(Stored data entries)

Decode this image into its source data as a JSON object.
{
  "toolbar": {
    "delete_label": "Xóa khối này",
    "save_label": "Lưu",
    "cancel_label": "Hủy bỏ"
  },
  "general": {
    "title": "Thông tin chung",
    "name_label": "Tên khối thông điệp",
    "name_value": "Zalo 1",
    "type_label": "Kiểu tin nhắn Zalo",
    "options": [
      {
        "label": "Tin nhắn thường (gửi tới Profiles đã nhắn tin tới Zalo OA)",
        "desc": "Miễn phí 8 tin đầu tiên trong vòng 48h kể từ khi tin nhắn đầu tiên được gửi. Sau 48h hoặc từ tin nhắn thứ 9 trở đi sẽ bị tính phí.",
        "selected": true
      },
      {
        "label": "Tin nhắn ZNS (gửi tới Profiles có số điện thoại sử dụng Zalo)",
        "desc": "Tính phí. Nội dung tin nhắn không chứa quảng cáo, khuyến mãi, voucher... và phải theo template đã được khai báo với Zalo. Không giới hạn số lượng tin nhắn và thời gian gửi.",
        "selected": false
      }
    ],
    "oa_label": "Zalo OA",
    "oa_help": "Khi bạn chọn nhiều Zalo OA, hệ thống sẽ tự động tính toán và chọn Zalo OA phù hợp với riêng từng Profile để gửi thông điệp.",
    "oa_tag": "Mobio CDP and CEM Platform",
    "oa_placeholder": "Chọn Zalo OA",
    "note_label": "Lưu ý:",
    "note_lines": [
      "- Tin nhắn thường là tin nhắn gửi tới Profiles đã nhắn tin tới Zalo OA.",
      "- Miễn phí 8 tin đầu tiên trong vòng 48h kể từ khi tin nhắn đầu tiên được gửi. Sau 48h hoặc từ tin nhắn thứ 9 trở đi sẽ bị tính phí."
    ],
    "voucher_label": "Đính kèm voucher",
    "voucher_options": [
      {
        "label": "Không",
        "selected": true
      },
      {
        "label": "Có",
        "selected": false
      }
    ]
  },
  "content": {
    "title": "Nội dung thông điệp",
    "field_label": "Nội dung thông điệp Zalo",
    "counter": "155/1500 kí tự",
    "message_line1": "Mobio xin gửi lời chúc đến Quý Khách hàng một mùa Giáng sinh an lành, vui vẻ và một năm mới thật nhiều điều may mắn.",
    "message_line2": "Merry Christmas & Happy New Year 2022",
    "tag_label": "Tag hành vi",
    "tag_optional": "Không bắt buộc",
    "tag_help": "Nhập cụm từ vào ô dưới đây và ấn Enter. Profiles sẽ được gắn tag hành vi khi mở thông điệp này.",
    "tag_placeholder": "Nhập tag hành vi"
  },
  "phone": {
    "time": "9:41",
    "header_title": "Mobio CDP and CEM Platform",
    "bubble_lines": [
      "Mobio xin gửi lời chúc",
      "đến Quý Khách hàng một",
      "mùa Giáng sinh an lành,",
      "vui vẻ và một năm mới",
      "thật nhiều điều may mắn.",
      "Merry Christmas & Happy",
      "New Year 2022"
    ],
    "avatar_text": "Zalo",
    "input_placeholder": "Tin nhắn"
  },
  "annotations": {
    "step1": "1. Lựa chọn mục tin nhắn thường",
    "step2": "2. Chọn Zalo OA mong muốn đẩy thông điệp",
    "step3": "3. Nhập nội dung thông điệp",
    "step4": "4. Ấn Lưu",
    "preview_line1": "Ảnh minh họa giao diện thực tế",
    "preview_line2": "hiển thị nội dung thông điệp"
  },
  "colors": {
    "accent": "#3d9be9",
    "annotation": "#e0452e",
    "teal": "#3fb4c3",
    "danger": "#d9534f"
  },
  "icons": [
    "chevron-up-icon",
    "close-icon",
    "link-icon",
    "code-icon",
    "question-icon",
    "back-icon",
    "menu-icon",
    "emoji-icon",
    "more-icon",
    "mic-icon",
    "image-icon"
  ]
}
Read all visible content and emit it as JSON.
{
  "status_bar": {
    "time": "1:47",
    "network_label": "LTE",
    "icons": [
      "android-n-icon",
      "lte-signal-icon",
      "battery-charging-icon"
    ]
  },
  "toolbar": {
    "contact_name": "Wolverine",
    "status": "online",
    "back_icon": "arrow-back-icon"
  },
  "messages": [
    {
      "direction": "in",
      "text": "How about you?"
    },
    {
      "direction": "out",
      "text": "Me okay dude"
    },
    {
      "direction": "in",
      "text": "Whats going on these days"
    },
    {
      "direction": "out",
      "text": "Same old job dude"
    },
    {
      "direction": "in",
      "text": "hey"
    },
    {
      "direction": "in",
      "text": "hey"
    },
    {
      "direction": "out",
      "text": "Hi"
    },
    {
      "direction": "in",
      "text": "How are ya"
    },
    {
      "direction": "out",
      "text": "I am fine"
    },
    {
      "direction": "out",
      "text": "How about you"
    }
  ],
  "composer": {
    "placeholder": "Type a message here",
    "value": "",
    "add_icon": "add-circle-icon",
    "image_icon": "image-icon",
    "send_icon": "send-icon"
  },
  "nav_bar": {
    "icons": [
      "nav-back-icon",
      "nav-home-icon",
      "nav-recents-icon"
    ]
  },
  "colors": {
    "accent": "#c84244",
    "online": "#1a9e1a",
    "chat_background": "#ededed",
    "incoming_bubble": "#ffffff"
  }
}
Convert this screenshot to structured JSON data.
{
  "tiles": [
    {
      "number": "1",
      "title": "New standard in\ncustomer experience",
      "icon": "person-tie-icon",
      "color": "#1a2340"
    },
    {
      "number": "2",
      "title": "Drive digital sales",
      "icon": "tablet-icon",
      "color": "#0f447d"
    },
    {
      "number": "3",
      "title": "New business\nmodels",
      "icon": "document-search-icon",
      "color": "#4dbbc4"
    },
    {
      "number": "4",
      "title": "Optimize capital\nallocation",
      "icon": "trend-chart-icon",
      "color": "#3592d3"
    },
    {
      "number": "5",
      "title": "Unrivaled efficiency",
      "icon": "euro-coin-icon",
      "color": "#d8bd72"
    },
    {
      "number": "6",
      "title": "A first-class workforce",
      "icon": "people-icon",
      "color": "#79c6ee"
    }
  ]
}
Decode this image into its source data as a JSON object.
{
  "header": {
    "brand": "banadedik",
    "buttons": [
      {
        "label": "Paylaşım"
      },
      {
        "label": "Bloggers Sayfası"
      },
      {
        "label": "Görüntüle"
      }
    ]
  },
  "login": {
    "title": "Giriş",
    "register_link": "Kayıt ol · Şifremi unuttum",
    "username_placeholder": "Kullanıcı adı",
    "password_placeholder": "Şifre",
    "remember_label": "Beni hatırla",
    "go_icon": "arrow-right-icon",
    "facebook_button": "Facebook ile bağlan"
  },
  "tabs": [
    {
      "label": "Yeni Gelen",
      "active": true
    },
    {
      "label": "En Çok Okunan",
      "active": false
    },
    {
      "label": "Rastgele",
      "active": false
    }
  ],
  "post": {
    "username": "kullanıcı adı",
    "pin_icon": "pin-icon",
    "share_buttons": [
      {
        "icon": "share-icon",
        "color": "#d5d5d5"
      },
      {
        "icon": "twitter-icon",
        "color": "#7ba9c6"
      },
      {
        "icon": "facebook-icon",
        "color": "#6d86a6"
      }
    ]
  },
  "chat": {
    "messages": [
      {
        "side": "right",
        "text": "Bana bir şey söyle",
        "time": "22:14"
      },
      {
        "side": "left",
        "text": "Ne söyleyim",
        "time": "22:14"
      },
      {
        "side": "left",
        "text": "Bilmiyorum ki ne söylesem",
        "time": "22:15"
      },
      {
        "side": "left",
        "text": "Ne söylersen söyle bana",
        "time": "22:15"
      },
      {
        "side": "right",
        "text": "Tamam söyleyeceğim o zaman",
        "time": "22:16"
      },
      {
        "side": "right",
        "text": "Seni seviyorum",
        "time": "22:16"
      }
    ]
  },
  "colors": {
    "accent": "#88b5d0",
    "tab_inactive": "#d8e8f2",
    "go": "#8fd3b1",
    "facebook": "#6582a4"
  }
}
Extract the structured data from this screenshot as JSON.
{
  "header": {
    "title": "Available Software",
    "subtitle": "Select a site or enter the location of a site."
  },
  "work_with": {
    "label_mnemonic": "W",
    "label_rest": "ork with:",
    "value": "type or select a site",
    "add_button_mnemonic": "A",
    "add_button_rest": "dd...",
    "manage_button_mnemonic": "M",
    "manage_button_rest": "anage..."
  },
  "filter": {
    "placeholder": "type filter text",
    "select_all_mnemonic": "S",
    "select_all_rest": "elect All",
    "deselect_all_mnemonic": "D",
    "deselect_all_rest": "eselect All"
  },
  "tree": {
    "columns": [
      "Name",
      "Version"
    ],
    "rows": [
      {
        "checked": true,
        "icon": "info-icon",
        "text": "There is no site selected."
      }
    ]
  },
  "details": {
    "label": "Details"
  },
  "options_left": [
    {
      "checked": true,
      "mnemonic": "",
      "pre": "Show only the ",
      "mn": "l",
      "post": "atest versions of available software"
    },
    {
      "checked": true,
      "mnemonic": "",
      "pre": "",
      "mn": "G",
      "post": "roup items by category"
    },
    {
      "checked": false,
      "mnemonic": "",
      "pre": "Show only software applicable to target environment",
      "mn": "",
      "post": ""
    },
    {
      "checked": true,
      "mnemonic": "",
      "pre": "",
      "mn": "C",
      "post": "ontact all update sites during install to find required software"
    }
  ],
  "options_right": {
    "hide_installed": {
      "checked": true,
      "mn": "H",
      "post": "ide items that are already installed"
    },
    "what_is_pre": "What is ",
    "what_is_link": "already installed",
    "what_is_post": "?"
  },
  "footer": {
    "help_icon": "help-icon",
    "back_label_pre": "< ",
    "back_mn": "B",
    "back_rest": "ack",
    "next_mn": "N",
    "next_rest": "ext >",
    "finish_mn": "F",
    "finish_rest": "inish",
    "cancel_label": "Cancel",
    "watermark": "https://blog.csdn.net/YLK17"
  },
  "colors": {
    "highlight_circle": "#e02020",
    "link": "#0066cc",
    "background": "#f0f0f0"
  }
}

### WHAT NEEDS TO BE DONE
Return each line among the entries that holds the word "image".

### TASK SOLUTION
Decode this image into its source data as a JSON object.
    "image-icon"
    "image_icon": "image-icon",
Decode this image into its source data as a JSON object.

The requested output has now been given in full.